<<<<

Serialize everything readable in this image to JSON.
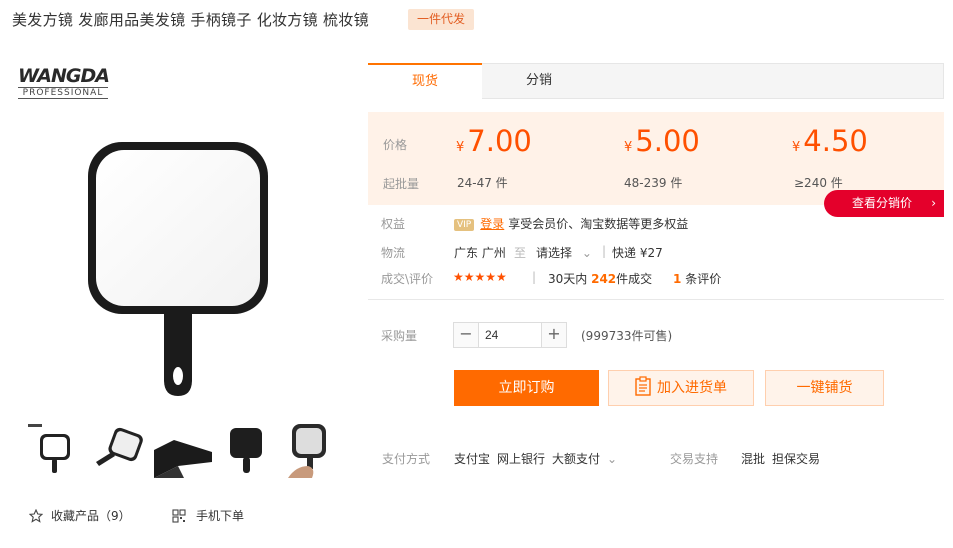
{
  "product": {
    "title": "美发方镜 发廊用品美发镜 手柄镜子 化妆方镜 梳妆镜",
    "tag": "一件代发"
  },
  "logo": {
    "brand_main": "WANGDA",
    "brand_sub": "PROFESSIONAL"
  },
  "tabs": [
    {
      "label": "现货",
      "active": true
    },
    {
      "label": "分销",
      "active": false
    }
  ],
  "pricing": {
    "price_label": "价格",
    "moq_label": "起批量",
    "currency": "¥",
    "tiers": [
      {
        "price": "7.00",
        "qty": "24-47 件"
      },
      {
        "price": "5.00",
        "qty": "48-239 件"
      },
      {
        "price": "4.50",
        "qty": "≥240 件"
      }
    ],
    "accent_color": "#ff5000"
  },
  "distribution_button": "查看分销价",
  "benefits": {
    "label": "权益",
    "vip_badge": "VIP",
    "login_link": "登录",
    "text": "享受会员价、淘宝数据等更多权益"
  },
  "logistics": {
    "label": "物流",
    "origin": "广东 广州",
    "to": "至",
    "destination": "请选择",
    "express": "快递 ¥27"
  },
  "deals": {
    "label": "成交\\评价",
    "rating_stars": 5,
    "prefix": "30天内",
    "count": "242",
    "suffix": "件成交",
    "review_count": "1",
    "review_suffix": "条评价"
  },
  "purchase": {
    "label": "采购量",
    "quantity": "24",
    "available": "(999733件可售)"
  },
  "buttons": {
    "buy": "立即订购",
    "cart": "加入进货单",
    "ship": "一键铺货"
  },
  "payment": {
    "label": "支付方式",
    "methods": [
      "支付宝",
      "网上银行",
      "大额支付"
    ]
  },
  "trade": {
    "label": "交易支持",
    "items": [
      "混批",
      "担保交易"
    ]
  },
  "footer": {
    "favorite": "收藏产品（9）",
    "mobile_order": "手机下单"
  }
}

>>>>

| Work to complete |
Copy every record above exactly, leaving out any pictures.

| Response |
Serialize everything readable in this image to JSON.
{
  "product": {
    "title": "美发方镜 发廊用品美发镜 手柄镜子 化妆方镜 梳妆镜",
    "tag": "一件代发"
  },
  "logo": {
    "brand_main": "WANGDA",
    "brand_sub": "PROFESSIONAL"
  },
  "tabs": [
    {
      "label": "现货",
      "active": true
    },
    {
      "label": "分销",
      "active": false
    }
  ],
  "pricing": {
    "price_label": "价格",
    "moq_label": "起批量",
    "currency": "¥",
    "tiers": [
      {
        "price": "7.00",
        "qty": "24-47 件"
      },
      {
        "price": "5.00",
        "qty": "48-239 件"
      },
      {
        "price": "4.50",
        "qty": "≥240 件"
      }
    ],
    "accent_color": "#ff5000"
  },
  "distribution_button": "查看分销价",
  "benefits": {
    "label": "权益",
    "vip_badge": "VIP",
    "login_link": "登录",
    "text": "享受会员价、淘宝数据等更多权益"
  },
  "logistics": {
    "label": "物流",
    "origin": "广东 广州",
    "to": "至",
    "destination": "请选择",
    "express": "快递 ¥27"
  },
  "deals": {
    "label": "成交\\评价",
    "rating_stars": 5,
    "prefix": "30天内",
    "count": "242",
    "suffix": "件成交",
    "review_count": "1",
    "review_suffix": "条评价"
  },
  "purchase": {
    "label": "采购量",
    "quantity": "24",
    "available": "(999733件可售)"
  },
  "buttons": {
    "buy": "立即订购",
    "cart": "加入进货单",
    "ship": "一键铺货"
  },
  "payment": {
    "label": "支付方式",
    "methods": [
      "支付宝",
      "网上银行",
      "大额支付"
    ]
  },
  "trade": {
    "label": "交易支持",
    "items": [
      "混批",
      "担保交易"
    ]
  },
  "footer": {
    "favorite": "收藏产品（9）",
    "mobile_order": "手机下单"
  }
}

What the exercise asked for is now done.